Dataset excerpt
+ + + + +

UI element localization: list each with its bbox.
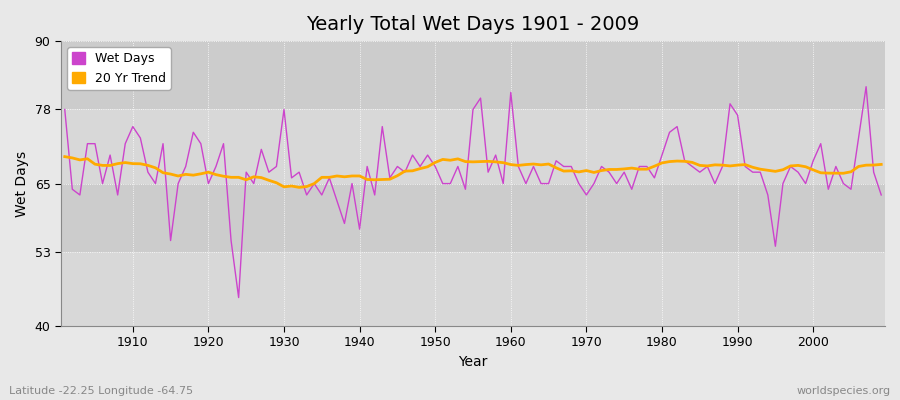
Line: Wet Days: Wet Days (65, 87, 881, 298)
20 Yr Trend (604, 167, 615, 172)
Text: worldspecies.org: worldspecies.org (796, 386, 891, 396)
20 Yr Trend (339, 174, 350, 179)
Wet Days (506, 90, 517, 95)
20 Yr Trend (286, 184, 297, 188)
Wet Days (59, 107, 70, 112)
Bar (61, 41, 885, 110)
Title: Yearly Total Wet Days 1901 - 2009: Yearly Total Wet Days 1901 - 2009 (306, 15, 640, 34)
Legend: Wet Days, 20 Yr Trend: Wet Days, 20 Yr Trend (68, 47, 171, 90)
Bar (61, 110, 885, 184)
Wet Days (293, 170, 304, 174)
Wet Days (233, 295, 244, 300)
Wet Days (120, 141, 130, 146)
Wet Days (339, 221, 350, 226)
X-axis label: Year: Year (458, 355, 488, 369)
Y-axis label: Wet Days: Wet Days (15, 150, 29, 217)
Wet Days (860, 84, 871, 89)
20 Yr Trend (293, 185, 304, 190)
20 Yr Trend (513, 163, 524, 168)
Bar (61, 184, 885, 252)
20 Yr Trend (506, 162, 517, 167)
Wet Days (876, 192, 886, 197)
20 Yr Trend (59, 154, 70, 159)
Wet Days (513, 164, 524, 169)
20 Yr Trend (120, 160, 130, 165)
Text: Latitude -22.25 Longitude -64.75: Latitude -22.25 Longitude -64.75 (9, 386, 194, 396)
20 Yr Trend (876, 162, 886, 167)
Bar (61, 252, 885, 326)
Wet Days (604, 170, 615, 174)
Line: 20 Yr Trend: 20 Yr Trend (65, 157, 881, 187)
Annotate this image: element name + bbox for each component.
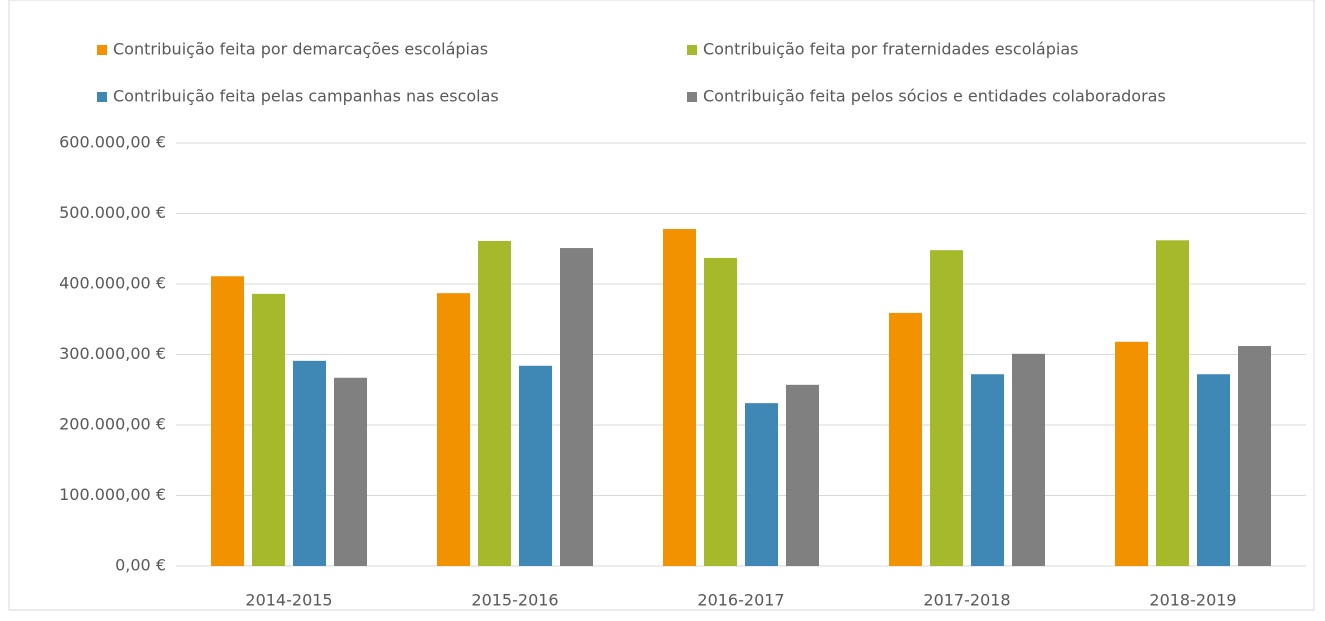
bar (1156, 240, 1189, 567)
bar (1238, 346, 1271, 566)
y-tick-label: 200.000,00 € (59, 415, 166, 434)
legend-label: Contribuição feita por fraternidades esc… (703, 40, 1078, 59)
x-tick-label: 2014-2015 (245, 591, 332, 610)
y-tick-label: 400.000,00 € (59, 274, 166, 293)
bar (1197, 374, 1230, 566)
bar (786, 384, 819, 566)
legend-swatch (97, 45, 107, 55)
bar (478, 240, 511, 566)
legend-label: Contribuição feita pelos sócios e entida… (703, 87, 1166, 106)
bar (704, 257, 737, 566)
bar (1012, 353, 1045, 566)
x-tick-label: 2016-2017 (697, 591, 784, 610)
y-tick-label: 0,00 € (115, 556, 166, 575)
bar (889, 312, 922, 566)
legend-label: Contribuição feita por demarcações escol… (113, 40, 488, 59)
bar (971, 374, 1004, 566)
bar (293, 360, 326, 566)
y-tick-label: 500.000,00 € (59, 203, 166, 222)
bar (560, 248, 593, 567)
bar (437, 293, 470, 566)
bar (211, 276, 244, 566)
y-tick-label: 600.000,00 € (59, 133, 166, 152)
bar (334, 377, 367, 566)
legend-swatch (687, 45, 697, 55)
bar (252, 293, 285, 566)
bar (663, 229, 696, 566)
bar (519, 365, 552, 566)
y-tick-label: 100.000,00 € (59, 485, 166, 504)
x-tick-label: 2015-2016 (471, 591, 558, 610)
legend-swatch (687, 92, 697, 102)
bar (1115, 341, 1148, 566)
y-tick-label: 300.000,00 € (59, 344, 166, 363)
legend-swatch (97, 92, 107, 102)
legend-label: Contribuição feita pelas campanhas nas e… (113, 87, 499, 106)
bar (745, 403, 778, 566)
bar (930, 250, 963, 566)
x-tick-label: 2018-2019 (1149, 591, 1236, 610)
x-tick-label: 2017-2018 (923, 591, 1010, 610)
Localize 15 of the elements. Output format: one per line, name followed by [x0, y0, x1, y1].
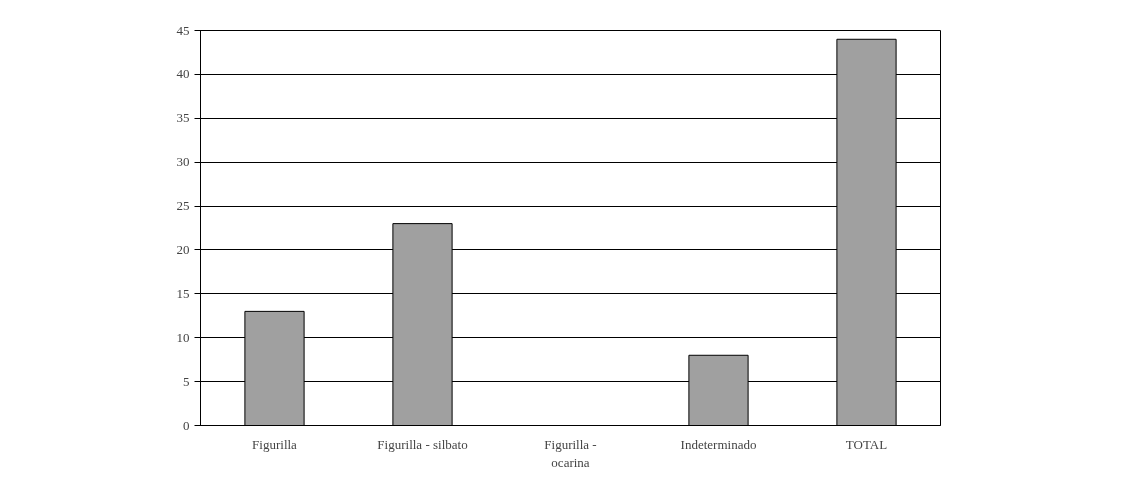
- x-tick-label: Indeterminado: [680, 436, 757, 452]
- y-tick-label: 35: [176, 110, 190, 126]
- y-tick-label: 0: [183, 417, 190, 433]
- y-tick-label: 20: [176, 241, 190, 257]
- y-tick-label: 40: [176, 66, 190, 82]
- y-tick-label: 45: [176, 22, 190, 38]
- x-tick-label: TOTAL: [845, 436, 888, 452]
- y-tick-label: 5: [183, 373, 190, 389]
- y-tick-label: 15: [176, 285, 190, 301]
- x-tick-label: Figurilla - silbato: [377, 436, 468, 452]
- y-tick-label: 30: [176, 154, 190, 170]
- x-tick-label: Figurilla - ocarina: [544, 436, 597, 470]
- y-tick-label: 25: [176, 198, 190, 214]
- y-tick-label: 10: [176, 329, 190, 345]
- x-tick-label: Figurilla: [252, 436, 298, 452]
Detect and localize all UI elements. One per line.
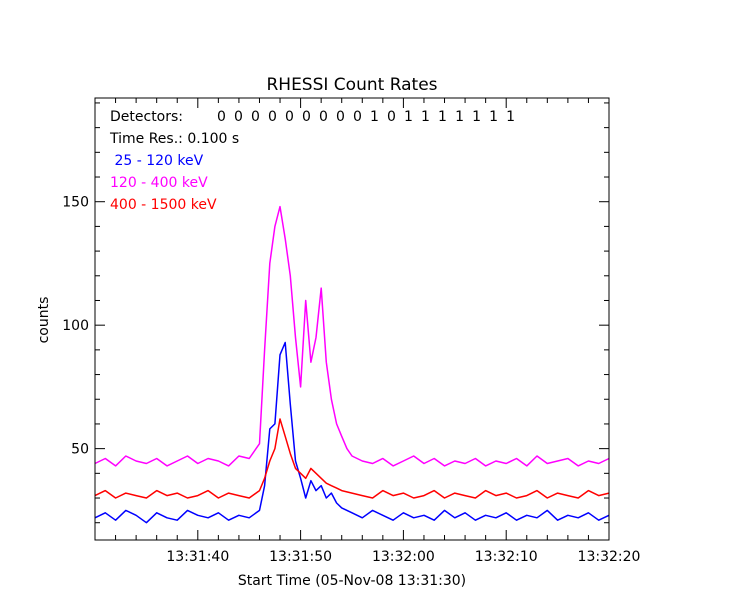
y-tick-label: 150 bbox=[62, 195, 89, 211]
detectors-values: 0 0 0 0 0 0 0 0 0 1 0 1 1 1 1 1 1 1 bbox=[217, 109, 515, 125]
annotation-block: Detectors: 0 0 0 0 0 0 0 0 0 1 0 1 1 1 1… bbox=[109, 109, 515, 213]
x-axis-label: Start Time (05-Nov-08 13:31:30) bbox=[238, 573, 466, 589]
series-line-2 bbox=[94, 418, 610, 499]
legend-entry-25-120: 25 - 120 keV bbox=[110, 153, 204, 169]
ticks-layer: 13:31:40 13:31:50 13:32:00 13:32:10 13:32:20… bbox=[62, 98, 640, 565]
x-tick-label: 13:31:40 bbox=[166, 549, 229, 565]
series-layer bbox=[94, 205, 610, 524]
x-tick-label: 13:32:00 bbox=[372, 549, 435, 565]
chart-title: RHESSI Count Rates bbox=[266, 75, 437, 95]
plot-frame bbox=[94, 97, 610, 541]
x-tick-label: 13:32:10 bbox=[475, 549, 538, 565]
legend-entry-400-1500: 400 - 1500 keV bbox=[110, 197, 217, 213]
detectors-label: Detectors: bbox=[110, 109, 183, 125]
y-axis-label: counts bbox=[36, 297, 52, 344]
y-tick-label: 100 bbox=[62, 318, 89, 334]
x-tick-label: 13:32:20 bbox=[578, 549, 641, 565]
series-line-1 bbox=[94, 205, 610, 467]
series-line-0 bbox=[94, 341, 610, 524]
time-resolution-label: Time Res.: 0.100 s bbox=[109, 131, 239, 147]
y-tick-label: 50 bbox=[71, 442, 89, 458]
legend-entry-120-400: 120 - 400 keV bbox=[110, 175, 208, 191]
x-tick-label: 13:31:50 bbox=[269, 549, 332, 565]
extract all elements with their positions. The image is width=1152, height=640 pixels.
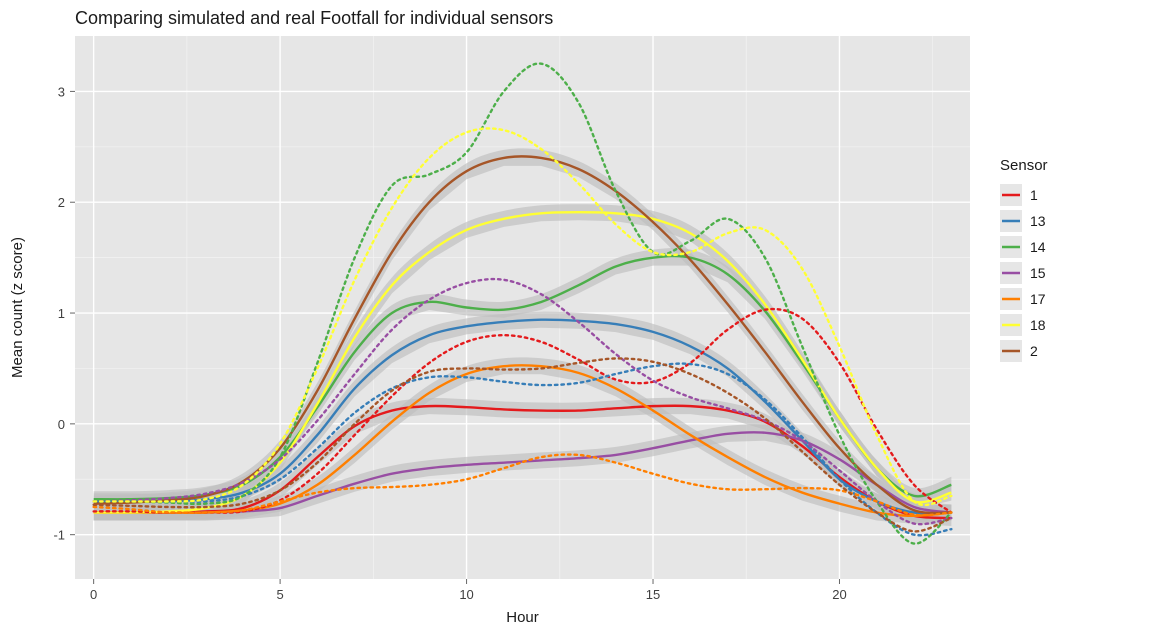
y-axis-label: Mean count (z score) <box>9 237 26 378</box>
ytick-label: 3 <box>58 84 65 99</box>
xtick-label: 0 <box>90 587 97 602</box>
xtick-label: 20 <box>832 587 846 602</box>
ytick-label: 1 <box>58 306 65 321</box>
ytick-label: -1 <box>53 528 65 543</box>
x-axis-label: Hour <box>506 609 539 626</box>
legend-item-label: 17 <box>1030 291 1046 307</box>
legend: Sensor 1 13 14 15 17 18 2 <box>1000 157 1048 362</box>
legend-item-label: 1 <box>1030 187 1038 203</box>
xtick-label: 10 <box>459 587 473 602</box>
chart-container: 0 5 10 15 20 -1 0 1 2 3 Hour Mean count (z score) Co… <box>0 0 1152 640</box>
legend-title: Sensor <box>1000 157 1048 174</box>
legend-item-label: 15 <box>1030 265 1046 281</box>
ytick-label: 2 <box>58 195 65 210</box>
xtick-label: 5 <box>276 587 283 602</box>
legend-item-label: 2 <box>1030 343 1038 359</box>
legend-item-label: 14 <box>1030 239 1046 255</box>
chart-svg: 0 5 10 15 20 -1 0 1 2 3 Hour Mean count (z score) Co… <box>0 0 1152 640</box>
legend-item-label: 13 <box>1030 213 1046 229</box>
chart-title: Comparing simulated and real Footfall fo… <box>75 8 553 28</box>
ytick-label: 0 <box>58 417 65 432</box>
xtick-label: 15 <box>646 587 660 602</box>
legend-item-label: 18 <box>1030 317 1046 333</box>
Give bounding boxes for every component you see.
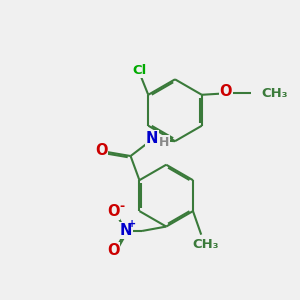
Text: O: O xyxy=(95,142,107,158)
Text: O: O xyxy=(220,84,232,99)
Text: O: O xyxy=(107,204,119,219)
Text: N: N xyxy=(146,131,158,146)
Text: -: - xyxy=(119,200,124,213)
Text: +: + xyxy=(128,219,136,229)
Text: Cl: Cl xyxy=(132,64,146,77)
Text: N: N xyxy=(120,224,132,238)
Text: H: H xyxy=(159,136,169,149)
Text: CH₃: CH₃ xyxy=(192,238,219,251)
Text: CH₃: CH₃ xyxy=(261,87,288,100)
Text: O: O xyxy=(107,243,119,258)
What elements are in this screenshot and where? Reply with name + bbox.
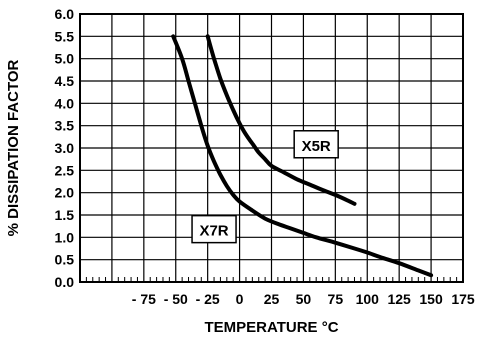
- x-tick-label: 175: [451, 291, 475, 307]
- series-label-box: [191, 214, 237, 244]
- x-tick-label: 75: [328, 291, 344, 307]
- plot-frame: [79, 13, 464, 283]
- series-labels: X5R X7R: [191, 130, 339, 244]
- y-tick-label: 6.0: [55, 6, 75, 22]
- y-tick-label: 0.5: [55, 252, 75, 268]
- series-line-x7r: [171, 34, 434, 278]
- x-tick-labels: - 75 - 50 - 25 0 25 50 75 100 125 150 175: [132, 291, 475, 307]
- y-tick-label: 1.5: [55, 207, 75, 223]
- y-tick-label: 4.0: [55, 95, 75, 111]
- x-axis-title: TEMPERATURE °C: [204, 319, 338, 336]
- x-tick-label: 50: [296, 291, 312, 307]
- y-tick-labels: 0.0 0.5 1.0 1.5 2.0 2.5 3.0 3.5 4.0 4.5 5.0 5.5 6.0: [55, 6, 75, 290]
- x-tick-label: - 75: [132, 291, 156, 307]
- x-tick-label: 0: [236, 291, 244, 307]
- y-tick-label: 1.0: [55, 229, 75, 245]
- y-tick-label: 4.5: [55, 73, 75, 89]
- y-axis-title: % DISSIPATION FACTOR: [5, 59, 22, 236]
- series-label-x7r: X7R: [199, 223, 228, 240]
- y-tick-label: 3.0: [55, 140, 75, 156]
- x-tick-label: - 25: [196, 291, 220, 307]
- y-tick-label: 2.5: [55, 162, 75, 178]
- x-tick-label: 25: [264, 291, 280, 307]
- y-tick-label: 3.5: [55, 118, 75, 134]
- y-tick-label: 5.5: [55, 28, 75, 44]
- y-tick-label: 5.0: [55, 51, 75, 67]
- series-label-x5r: X5R: [302, 138, 331, 155]
- x-tick-label: - 50: [164, 291, 188, 307]
- y-tick-label: 0.0: [55, 274, 75, 290]
- x-tick-label: 150: [419, 291, 443, 307]
- series-lines: [171, 34, 434, 278]
- series-line-x5r: [205, 34, 357, 206]
- x-tick-label: 125: [387, 291, 411, 307]
- y-tick-label: 2.0: [55, 185, 75, 201]
- grid-lines: [80, 14, 463, 282]
- series-label-box: [293, 130, 339, 159]
- x-tick-label: 100: [356, 291, 380, 307]
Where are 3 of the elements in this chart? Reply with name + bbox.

+ + + + +

* Exercise objective *
Duplicate the lines of the rows above exactly, beginning at the line that contains "- x-tick-label: 175: [451, 291, 475, 307]" and stopping after the line that contains "- y-tick-label: 4.0: [55, 95, 75, 111]".

* Result below *
- x-tick-label: 175: [451, 291, 475, 307]
- series-label-box: [191, 214, 237, 244]
- x-tick-label: 75: [328, 291, 344, 307]
- plot-frame: [79, 13, 464, 283]
- series-labels: X5R X7R: [191, 130, 339, 244]
- y-tick-label: 6.0: [55, 6, 75, 22]
- y-tick-label: 0.5: [55, 252, 75, 268]
- series-line-x7r: [171, 34, 434, 278]
- x-tick-labels: - 75 - 50 - 25 0 25 50 75 100 125 150 175: [132, 291, 475, 307]
- y-tick-label: 1.5: [55, 207, 75, 223]
- y-tick-label: 4.0: [55, 95, 75, 111]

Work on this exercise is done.